__MATERIALS PROVIDED__:
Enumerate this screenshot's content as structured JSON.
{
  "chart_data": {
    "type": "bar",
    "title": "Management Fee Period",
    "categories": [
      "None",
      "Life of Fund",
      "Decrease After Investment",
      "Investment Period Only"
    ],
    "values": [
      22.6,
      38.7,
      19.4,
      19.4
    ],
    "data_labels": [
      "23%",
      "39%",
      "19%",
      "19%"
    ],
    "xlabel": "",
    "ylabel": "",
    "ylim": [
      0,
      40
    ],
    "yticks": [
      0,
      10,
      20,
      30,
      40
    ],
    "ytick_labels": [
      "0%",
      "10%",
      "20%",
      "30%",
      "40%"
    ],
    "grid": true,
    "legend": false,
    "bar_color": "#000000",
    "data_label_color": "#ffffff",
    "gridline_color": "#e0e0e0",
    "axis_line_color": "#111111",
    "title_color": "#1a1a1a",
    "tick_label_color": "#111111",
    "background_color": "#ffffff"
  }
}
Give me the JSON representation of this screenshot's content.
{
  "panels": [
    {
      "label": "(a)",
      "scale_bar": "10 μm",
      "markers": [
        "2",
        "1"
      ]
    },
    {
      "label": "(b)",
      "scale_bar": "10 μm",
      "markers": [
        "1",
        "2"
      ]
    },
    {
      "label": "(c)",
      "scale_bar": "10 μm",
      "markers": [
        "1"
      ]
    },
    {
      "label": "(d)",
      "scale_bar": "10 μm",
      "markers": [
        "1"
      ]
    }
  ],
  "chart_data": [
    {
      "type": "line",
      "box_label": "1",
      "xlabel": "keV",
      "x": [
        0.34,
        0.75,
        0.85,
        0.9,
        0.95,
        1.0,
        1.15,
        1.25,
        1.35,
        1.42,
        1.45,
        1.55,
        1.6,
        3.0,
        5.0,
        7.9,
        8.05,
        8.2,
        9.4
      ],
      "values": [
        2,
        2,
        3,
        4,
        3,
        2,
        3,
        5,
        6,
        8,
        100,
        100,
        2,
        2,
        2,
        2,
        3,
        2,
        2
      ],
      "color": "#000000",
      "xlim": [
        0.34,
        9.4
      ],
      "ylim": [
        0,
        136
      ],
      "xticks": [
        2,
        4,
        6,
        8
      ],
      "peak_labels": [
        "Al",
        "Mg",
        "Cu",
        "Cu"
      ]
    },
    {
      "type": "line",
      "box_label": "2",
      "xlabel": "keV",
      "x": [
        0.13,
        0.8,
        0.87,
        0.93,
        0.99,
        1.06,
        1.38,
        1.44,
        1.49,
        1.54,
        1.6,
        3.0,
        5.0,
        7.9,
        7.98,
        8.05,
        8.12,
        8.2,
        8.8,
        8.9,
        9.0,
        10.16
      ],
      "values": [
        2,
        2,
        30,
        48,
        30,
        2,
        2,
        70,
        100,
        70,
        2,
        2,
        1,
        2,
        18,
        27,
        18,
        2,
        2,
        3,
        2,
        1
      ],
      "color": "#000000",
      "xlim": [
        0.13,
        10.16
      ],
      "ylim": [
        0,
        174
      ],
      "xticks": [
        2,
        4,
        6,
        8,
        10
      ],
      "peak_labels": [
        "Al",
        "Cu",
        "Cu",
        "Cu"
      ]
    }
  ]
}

__CHALLENGE__: Extract the full listing above without altering anything.

__OUTPUT__:
Enumerate this screenshot's content as structured JSON.
{
  "chart_data": {
    "type": "bar",
    "title": "Management Fee Period",
    "categories": [
      "None",
      "Life of Fund",
      "Decrease After Investment",
      "Investment Period Only"
    ],
    "values": [
      22.6,
      38.7,
      19.4,
      19.4
    ],
    "data_labels": [
      "23%",
      "39%",
      "19%",
      "19%"
    ],
    "xlabel": "",
    "ylabel": "",
    "ylim": [
      0,
      40
    ],
    "yticks": [
      0,
      10,
      20,
      30,
      40
    ],
    "ytick_labels": [
      "0%",
      "10%",
      "20%",
      "30%",
      "40%"
    ],
    "grid": true,
    "legend": false,
    "bar_color": "#000000",
    "data_label_color": "#ffffff",
    "gridline_color": "#e0e0e0",
    "axis_line_color": "#111111",
    "title_color": "#1a1a1a",
    "tick_label_color": "#111111",
    "background_color": "#ffffff"
  }
}
Give me the JSON representation of this screenshot's content.
{
  "panels": [
    {
      "label": "(a)",
      "scale_bar": "10 μm",
      "markers": [
        "2",
        "1"
      ]
    },
    {
      "label": "(b)",
      "scale_bar": "10 μm",
      "markers": [
        "1",
        "2"
      ]
    },
    {
      "label": "(c)",
      "scale_bar": "10 μm",
      "markers": [
        "1"
      ]
    },
    {
      "label": "(d)",
      "scale_bar": "10 μm",
      "markers": [
        "1"
      ]
    }
  ],
  "chart_data": [
    {
      "type": "line",
      "box_label": "1",
      "xlabel": "keV",
      "x": [
        0.34,
        0.75,
        0.85,
        0.9,
        0.95,
        1.0,
        1.15,
        1.25,
        1.35,
        1.42,
        1.45,
        1.55,
        1.6,
        3.0,
        5.0,
        7.9,
        8.05,
        8.2,
        9.4
      ],
      "values": [
        2,
        2,
        3,
        4,
        3,
        2,
        3,
        5,
        6,
        8,
        100,
        100,
        2,
        2,
        2,
        2,
        3,
        2,
        2
      ],
      "color": "#000000",
      "xlim": [
        0.34,
        9.4
      ],
      "ylim": [
        0,
        136
      ],
      "xticks": [
        2,
        4,
        6,
        8
      ],
      "peak_labels": [
        "Al",
        "Mg",
        "Cu",
        "Cu"
      ]
    },
    {
      "type": "line",
      "box_label": "2",
      "xlabel": "keV",
      "x": [
        0.13,
        0.8,
        0.87,
        0.93,
        0.99,
        1.06,
        1.38,
        1.44,
        1.49,
        1.54,
        1.6,
        3.0,
        5.0,
        7.9,
        7.98,
        8.05,
        8.12,
        8.2,
        8.8,
        8.9,
        9.0,
        10.16
      ],
      "values": [
        2,
        2,
        30,
        48,
        30,
        2,
        2,
        70,
        100,
        70,
        2,
        2,
        1,
        2,
        18,
        27,
        18,
        2,
        2,
        3,
        2,
        1
      ],
      "color": "#000000",
      "xlim": [
        0.13,
        10.16
      ],
      "ylim": [
        0,
        174
      ],
      "xticks": [
        2,
        4,
        6,
        8,
        10
      ],
      "peak_labels": [
        "Al",
        "Cu",
        "Cu",
        "Cu"
      ]
    }
  ]
}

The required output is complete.